CONSIGNE: Citez intégralement et mot pour mot l'article sur Goma.

TEXTE FOURNI:
—————
Des habitants de la ville courent dans tous les sens après des coups de feu entendus à Goma. PHIL/AFP.
Goma résiste
  • mar, 20/11/2012 - 08:39

Kinshasa met la rébellion au défi de prendre la ville touristique. A l'heure où nous allons sous presses mardi aux petites heures, Goma résistait toujours. Selon des récits de correspondants de presse occidentaux, la ville touristique était sur le point de tomber aux mains des rebelles du M23.
LE SOFT INTERNATIONAL N° 1201 DATE MARDI 20 NOVEMBRE 2012
Le gouverneur du Nord-Kivu, Julien Paluku avait affirmé pourtant lundi 19 novembre dans la soirée que la ville de Goma est toujours sous contrôle des Forces armées de la R-dC, que «l'ennemi (qui) s'était infiltré dans la ville, a été éloigné».
—————
DONNÉES FOURNIES:
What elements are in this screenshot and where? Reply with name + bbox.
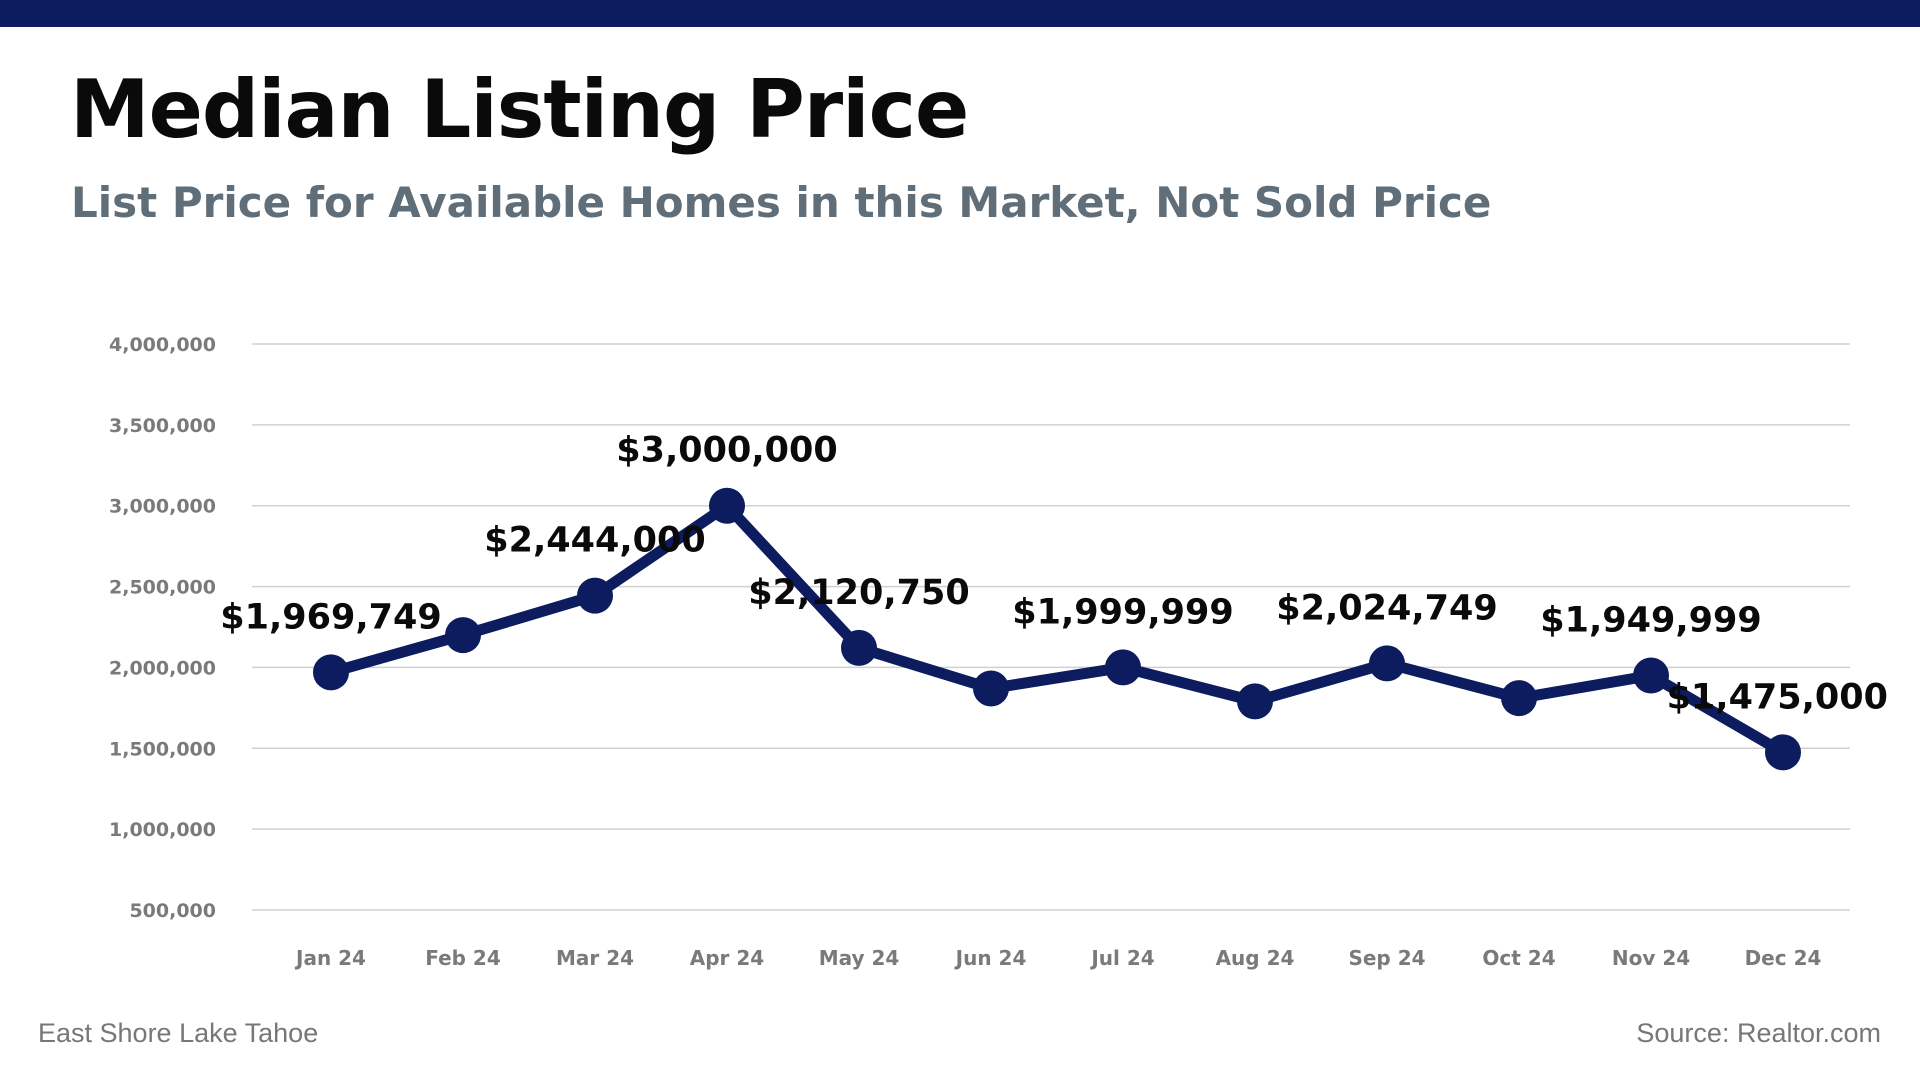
—————
CORRIGÉ:
Des habitants de la ville courent dans tous les sens après des coups de feu entendus à Goma. PHIL/AFP.
Goma résiste
  • mar, 20/11/2012 - 08:39

Kinshasa met la rébellion au défi de prendre la ville touristique. A l'heure où nous allons sous presses mardi aux petites heures, Goma résistait toujours. Selon des récits de correspondants de presse occidentaux, la ville touristique était sur le point de tomber aux mains des rebelles du M23.
LE SOFT INTERNATIONAL N° 1201 DATE MARDI 20 NOVEMBRE 2012
Le gouverneur du Nord-Kivu, Julien Paluku avait affirmé pourtant lundi 19 novembre dans la soirée que la ville de Goma est toujours sous contrôle des Forces armées de la R-dC, que «l'ennemi (qui) s'était infiltré dans la ville, a été éloigné».